DATA FOR PROCESSING –
*-*-*

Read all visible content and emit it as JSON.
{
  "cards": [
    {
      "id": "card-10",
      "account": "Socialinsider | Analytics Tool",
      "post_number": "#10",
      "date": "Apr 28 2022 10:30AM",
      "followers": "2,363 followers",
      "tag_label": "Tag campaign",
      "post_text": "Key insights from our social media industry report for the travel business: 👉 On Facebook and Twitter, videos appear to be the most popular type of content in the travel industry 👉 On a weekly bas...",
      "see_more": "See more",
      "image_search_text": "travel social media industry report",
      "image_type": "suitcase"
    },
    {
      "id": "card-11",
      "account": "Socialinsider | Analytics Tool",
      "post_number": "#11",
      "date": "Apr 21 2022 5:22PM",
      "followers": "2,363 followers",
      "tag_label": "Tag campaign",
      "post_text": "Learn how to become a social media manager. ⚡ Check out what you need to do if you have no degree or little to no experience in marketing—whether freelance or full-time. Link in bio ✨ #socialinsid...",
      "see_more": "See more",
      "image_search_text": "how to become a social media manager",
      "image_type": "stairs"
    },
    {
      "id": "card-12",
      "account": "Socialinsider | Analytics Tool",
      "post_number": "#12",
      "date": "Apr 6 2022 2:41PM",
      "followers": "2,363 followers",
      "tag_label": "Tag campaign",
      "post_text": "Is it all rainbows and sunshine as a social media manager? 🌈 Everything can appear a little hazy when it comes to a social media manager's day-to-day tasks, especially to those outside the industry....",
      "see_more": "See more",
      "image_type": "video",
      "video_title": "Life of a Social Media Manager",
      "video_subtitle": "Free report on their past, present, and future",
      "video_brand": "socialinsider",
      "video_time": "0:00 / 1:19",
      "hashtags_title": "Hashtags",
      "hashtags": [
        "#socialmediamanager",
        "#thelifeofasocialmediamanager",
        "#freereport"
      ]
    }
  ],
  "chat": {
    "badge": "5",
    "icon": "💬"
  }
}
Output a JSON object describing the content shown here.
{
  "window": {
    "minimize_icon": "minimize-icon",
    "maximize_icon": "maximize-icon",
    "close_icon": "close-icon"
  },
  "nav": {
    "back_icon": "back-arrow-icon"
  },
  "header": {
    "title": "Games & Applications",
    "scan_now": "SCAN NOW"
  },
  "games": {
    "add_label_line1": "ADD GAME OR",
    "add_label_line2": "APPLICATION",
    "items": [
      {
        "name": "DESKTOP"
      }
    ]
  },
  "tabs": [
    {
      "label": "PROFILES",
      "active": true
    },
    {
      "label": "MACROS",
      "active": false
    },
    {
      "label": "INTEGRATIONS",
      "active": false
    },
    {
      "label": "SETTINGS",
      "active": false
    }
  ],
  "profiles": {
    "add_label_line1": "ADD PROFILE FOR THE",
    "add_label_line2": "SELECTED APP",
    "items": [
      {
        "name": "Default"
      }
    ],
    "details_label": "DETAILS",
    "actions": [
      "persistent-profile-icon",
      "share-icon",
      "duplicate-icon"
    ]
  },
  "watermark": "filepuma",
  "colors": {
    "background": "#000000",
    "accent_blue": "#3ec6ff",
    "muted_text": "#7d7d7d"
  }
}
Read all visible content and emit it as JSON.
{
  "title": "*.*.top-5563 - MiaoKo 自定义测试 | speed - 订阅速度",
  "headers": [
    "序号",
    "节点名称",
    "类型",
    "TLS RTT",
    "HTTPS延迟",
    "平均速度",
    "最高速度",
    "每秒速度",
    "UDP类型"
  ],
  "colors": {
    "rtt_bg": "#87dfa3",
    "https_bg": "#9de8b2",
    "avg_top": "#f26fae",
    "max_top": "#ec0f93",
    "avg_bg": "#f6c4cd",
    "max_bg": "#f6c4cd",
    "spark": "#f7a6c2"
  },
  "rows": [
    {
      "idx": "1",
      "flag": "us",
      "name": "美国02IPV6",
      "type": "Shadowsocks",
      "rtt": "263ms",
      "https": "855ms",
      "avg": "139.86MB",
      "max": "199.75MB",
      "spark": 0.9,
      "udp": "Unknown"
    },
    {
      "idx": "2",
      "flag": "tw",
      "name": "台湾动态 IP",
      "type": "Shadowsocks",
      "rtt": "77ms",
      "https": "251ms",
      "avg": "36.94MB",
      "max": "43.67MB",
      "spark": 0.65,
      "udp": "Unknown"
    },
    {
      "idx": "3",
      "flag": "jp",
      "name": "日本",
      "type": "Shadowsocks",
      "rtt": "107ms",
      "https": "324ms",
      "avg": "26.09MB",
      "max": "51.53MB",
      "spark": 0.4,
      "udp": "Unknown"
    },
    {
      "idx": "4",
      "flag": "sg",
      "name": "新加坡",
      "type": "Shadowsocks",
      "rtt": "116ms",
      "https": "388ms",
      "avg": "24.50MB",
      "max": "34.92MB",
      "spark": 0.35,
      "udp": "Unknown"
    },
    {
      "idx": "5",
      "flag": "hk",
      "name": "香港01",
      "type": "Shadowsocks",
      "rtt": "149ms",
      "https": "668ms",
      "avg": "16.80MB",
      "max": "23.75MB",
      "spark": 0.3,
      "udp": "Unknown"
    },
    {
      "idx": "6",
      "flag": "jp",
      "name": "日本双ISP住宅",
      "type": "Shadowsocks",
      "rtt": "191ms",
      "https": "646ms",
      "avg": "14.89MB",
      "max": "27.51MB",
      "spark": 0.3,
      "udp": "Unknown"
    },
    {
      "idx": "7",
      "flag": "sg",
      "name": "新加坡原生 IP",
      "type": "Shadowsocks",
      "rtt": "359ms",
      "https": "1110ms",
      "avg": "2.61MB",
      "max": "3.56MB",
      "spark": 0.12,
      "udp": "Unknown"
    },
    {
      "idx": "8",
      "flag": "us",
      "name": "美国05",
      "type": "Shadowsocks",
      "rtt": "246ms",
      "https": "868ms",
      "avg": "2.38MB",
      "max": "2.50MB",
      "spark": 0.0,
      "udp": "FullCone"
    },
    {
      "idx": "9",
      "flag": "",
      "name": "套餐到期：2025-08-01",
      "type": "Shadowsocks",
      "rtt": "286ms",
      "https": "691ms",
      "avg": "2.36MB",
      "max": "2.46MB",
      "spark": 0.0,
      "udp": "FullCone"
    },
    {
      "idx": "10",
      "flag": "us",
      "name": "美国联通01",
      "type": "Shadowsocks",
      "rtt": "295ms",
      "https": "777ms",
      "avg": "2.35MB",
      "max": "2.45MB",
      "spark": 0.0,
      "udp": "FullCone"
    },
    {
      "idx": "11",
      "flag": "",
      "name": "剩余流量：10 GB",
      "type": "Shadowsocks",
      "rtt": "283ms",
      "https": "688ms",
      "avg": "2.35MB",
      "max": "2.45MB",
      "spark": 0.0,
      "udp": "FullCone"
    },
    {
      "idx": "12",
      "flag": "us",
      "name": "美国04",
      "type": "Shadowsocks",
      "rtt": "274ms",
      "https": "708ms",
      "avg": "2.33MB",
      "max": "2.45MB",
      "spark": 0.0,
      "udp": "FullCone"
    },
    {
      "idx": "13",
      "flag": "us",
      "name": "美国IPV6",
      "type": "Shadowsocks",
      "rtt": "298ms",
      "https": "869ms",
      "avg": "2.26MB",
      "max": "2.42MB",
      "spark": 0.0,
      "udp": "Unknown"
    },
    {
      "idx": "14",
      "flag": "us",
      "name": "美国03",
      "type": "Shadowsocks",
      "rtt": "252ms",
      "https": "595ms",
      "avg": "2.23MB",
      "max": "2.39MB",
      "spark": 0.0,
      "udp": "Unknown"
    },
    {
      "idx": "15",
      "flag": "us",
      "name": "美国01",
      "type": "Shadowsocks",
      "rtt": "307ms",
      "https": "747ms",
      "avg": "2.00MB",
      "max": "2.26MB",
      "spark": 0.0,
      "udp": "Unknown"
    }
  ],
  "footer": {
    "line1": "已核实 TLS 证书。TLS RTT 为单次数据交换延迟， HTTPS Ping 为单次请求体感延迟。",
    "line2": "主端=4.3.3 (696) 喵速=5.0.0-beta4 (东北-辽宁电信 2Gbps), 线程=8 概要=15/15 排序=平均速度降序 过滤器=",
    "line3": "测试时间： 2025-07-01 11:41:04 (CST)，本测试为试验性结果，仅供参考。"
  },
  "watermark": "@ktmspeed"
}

*-*-*

WHAT THE TASK REQUIRES –
List each line of the entries that holds the string "industry".

EXERCISE RESPONSE –
      "post_text": "Key insights from our social media industry report for the travel business: 👉 On Facebook and Twitter, videos appear to be the most popular type of content in the travel industry 👉 On a weekly bas...",
      "image_search_text": "travel social media industry report",
      "post_text": "Is it all rainbows and sunshine as a social media manager? 🌈 Everything can appear a little hazy when it comes to a social media manager's day-to-day tasks, especially to those outside the industry....",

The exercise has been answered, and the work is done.